### PROVIDED PASSAGE
Laughing at place names is immigrant’s delight — I did it in Rhode Island, too. Come to think of it, I did it in Tennessee, and the Weasel family were founding members.

But, honestly, Tickle Cock bridge? Yes, it was so named for the obvious reason. It’s a local makeout spot, apparently, though it doesn’t look very romantic to moi. When the council discreetly put up a plaque designating it “Tittle Cott Bridge” a local geriatric support group, Voice for the Elderly, howled and waved their walkers about and threw tapioca until they changed it back again. Really.

Unlike the four families who live on Butt Hole Road, who took up a collection to change the name to Archer Way. They didn’t so much mind continually replacing the sign, it was the snapshot-posers that got to them.

For your enjoyment, the thirty rudest place names in Britain.

I notice they don’t include Pratt’s Bottom. I still want to have tea there some day.

Comments


Comment from S. Weasel
Time: February 18, 2010, 7:52 pm

Today’s post brought to you by Uncle Badger, who sent me the first link this morning. He thought up the graphic, too.

I’m totally out of gas today. I think we’re both a bit cooped up and stir crazy and ready for Winter to be OVER.


Comment from Uncle Badger
Time: February 18, 2010, 8:07 pm

Her Stoatyness also keeps going on about a place we pass on the way back from London. It’s called Badger’s Mount .

There’s not much worse than a sniggering weasel.


Comment from Scubafreak
Time: February 18, 2010, 8:16 pm

Oh Gawd. Tickle Cock Bridge. Thats a hell of a thing to read when you are biting down on some Popeyes fried chicken…… 😉


Comment from Enas Yorl
Time: February 18, 2010, 8:23 pm

…sniggering weasel

I imagine it sounds something like this Uncle Badger.


Comment from steve
Time: February 18, 2010, 8:45 pm

re: #15 – Fanny Ave.

Am I correct in my belief that the word “fanny” has ….err….ummm…. Well, let’s just say “quite the opposite meaning” over there, than it does on this side of the Western Ocean.


Comment from Allen
Time: February 18, 2010, 8:53 pm

My favorite: Lizard Lick NC. East of Raleigh. The story goes that the gummint set up a liquor store at a cross roads to compete against the illegal shiners.

Speaking of which, you didn’t actually think driving fast cars came about because someone thought NASCAR might be big someday did you?

My youth, sniff.

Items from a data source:
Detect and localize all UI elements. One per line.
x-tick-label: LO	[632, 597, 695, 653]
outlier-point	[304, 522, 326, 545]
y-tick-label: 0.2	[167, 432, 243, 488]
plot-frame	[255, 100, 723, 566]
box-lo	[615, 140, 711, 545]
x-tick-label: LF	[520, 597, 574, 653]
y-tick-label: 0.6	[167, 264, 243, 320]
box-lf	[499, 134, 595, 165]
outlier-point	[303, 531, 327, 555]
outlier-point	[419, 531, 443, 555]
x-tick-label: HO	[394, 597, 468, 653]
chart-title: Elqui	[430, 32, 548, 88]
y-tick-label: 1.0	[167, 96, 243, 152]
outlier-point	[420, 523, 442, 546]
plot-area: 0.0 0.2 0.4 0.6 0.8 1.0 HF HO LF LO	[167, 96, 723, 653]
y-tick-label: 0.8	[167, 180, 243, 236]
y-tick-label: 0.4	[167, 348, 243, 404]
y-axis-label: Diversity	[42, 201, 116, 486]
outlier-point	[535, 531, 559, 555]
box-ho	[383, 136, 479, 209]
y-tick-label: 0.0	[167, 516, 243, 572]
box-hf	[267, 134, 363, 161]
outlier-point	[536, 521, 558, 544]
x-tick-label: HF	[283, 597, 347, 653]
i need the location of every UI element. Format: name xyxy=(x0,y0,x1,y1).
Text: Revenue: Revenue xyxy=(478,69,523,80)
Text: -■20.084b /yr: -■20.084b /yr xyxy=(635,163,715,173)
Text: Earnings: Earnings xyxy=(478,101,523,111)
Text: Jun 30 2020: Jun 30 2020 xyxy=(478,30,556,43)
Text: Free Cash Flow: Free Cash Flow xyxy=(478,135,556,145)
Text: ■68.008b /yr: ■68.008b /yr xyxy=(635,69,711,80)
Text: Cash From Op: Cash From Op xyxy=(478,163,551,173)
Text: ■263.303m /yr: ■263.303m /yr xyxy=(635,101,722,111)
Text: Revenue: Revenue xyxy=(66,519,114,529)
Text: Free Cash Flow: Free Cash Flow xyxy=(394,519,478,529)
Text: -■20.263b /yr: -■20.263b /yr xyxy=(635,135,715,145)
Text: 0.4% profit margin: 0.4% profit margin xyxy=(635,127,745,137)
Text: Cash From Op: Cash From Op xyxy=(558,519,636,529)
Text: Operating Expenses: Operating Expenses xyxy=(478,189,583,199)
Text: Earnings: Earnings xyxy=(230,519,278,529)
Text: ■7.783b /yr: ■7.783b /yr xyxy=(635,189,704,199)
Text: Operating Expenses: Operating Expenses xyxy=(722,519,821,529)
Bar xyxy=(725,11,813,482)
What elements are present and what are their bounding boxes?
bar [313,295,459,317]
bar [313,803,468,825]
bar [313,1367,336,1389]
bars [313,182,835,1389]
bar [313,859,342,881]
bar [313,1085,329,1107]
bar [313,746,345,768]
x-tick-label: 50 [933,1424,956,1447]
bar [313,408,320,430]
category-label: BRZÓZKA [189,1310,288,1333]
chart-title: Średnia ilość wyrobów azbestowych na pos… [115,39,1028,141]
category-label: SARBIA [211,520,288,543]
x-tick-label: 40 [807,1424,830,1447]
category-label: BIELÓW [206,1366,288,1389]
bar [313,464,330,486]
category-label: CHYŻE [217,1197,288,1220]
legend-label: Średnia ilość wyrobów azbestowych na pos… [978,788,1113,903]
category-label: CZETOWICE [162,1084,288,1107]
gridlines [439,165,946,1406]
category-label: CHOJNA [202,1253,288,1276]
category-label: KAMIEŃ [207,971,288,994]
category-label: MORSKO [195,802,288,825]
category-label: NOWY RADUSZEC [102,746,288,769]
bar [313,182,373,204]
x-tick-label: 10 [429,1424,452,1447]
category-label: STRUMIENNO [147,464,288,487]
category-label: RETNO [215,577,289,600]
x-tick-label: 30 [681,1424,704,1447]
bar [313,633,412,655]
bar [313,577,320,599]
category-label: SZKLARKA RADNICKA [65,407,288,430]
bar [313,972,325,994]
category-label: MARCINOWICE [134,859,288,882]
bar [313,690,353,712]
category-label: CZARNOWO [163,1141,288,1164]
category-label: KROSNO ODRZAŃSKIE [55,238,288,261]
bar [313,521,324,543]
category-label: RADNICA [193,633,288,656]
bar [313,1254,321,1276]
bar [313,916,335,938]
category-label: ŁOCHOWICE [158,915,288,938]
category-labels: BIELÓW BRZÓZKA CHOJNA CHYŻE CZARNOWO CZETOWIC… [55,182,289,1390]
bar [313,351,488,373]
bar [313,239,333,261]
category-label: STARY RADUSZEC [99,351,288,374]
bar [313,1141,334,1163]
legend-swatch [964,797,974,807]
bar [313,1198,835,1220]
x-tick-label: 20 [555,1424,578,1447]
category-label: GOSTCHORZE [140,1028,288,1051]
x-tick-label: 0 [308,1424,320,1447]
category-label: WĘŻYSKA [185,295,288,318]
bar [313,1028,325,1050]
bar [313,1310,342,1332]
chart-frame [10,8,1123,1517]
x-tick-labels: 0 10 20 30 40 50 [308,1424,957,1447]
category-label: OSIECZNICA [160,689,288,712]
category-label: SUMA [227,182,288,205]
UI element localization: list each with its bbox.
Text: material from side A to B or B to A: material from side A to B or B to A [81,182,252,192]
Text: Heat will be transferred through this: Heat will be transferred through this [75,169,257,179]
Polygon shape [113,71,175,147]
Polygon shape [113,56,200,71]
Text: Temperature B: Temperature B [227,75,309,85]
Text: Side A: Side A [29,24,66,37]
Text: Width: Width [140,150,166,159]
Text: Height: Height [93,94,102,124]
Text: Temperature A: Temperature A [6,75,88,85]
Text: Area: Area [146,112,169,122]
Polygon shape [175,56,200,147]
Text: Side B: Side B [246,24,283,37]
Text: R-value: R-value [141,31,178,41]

### CHALLENGES
a) In the place-names post, what name did the four families living on Butt Hole Road want to change it to?
b) Copy out the rows word for word, beginning with the first row and stopping after the line that contains "Text: Free Cash Flow: Free Cash Flow xyxy=(478,135,556,145)".
The place-names post and the rows were taken from unrelated sources.

### THE RESULTS
a) Archer Way.

b)
Detect and localize all UI elements. One per line.
x-tick-label: LO	[632, 597, 695, 653]
outlier-point	[304, 522, 326, 545]
y-tick-label: 0.2	[167, 432, 243, 488]
plot-frame	[255, 100, 723, 566]
box-lo	[615, 140, 711, 545]
x-tick-label: LF	[520, 597, 574, 653]
y-tick-label: 0.6	[167, 264, 243, 320]
box-lf	[499, 134, 595, 165]
outlier-point	[303, 531, 327, 555]
outlier-point	[419, 531, 443, 555]
x-tick-label: HO	[394, 597, 468, 653]
chart-title: Elqui	[430, 32, 548, 88]
y-tick-label: 1.0	[167, 96, 243, 152]
outlier-point	[420, 523, 442, 546]
plot-area: 0.0 0.2 0.4 0.6 0.8 1.0 HF HO LF LO	[167, 96, 723, 653]
y-tick-label: 0.8	[167, 180, 243, 236]
y-tick-label: 0.4	[167, 348, 243, 404]
y-axis-label: Diversity	[42, 201, 116, 486]
outlier-point	[535, 531, 559, 555]
box-ho	[383, 136, 479, 209]
y-tick-label: 0.0	[167, 516, 243, 572]
box-hf	[267, 134, 363, 161]
outlier-point	[536, 521, 558, 544]
x-tick-label: HF	[283, 597, 347, 653]
i need the location of every UI element. Format: name xyxy=(x0,y0,x1,y1).
Text: Revenue: Revenue xyxy=(478,69,523,80)
Text: -■20.084b /yr: -■20.084b /yr xyxy=(635,163,715,173)
Text: Earnings: Earnings xyxy=(478,101,523,111)
Text: Jun 30 2020: Jun 30 2020 xyxy=(478,30,556,43)
Text: Free Cash Flow: Free Cash Flow xyxy=(478,135,556,145)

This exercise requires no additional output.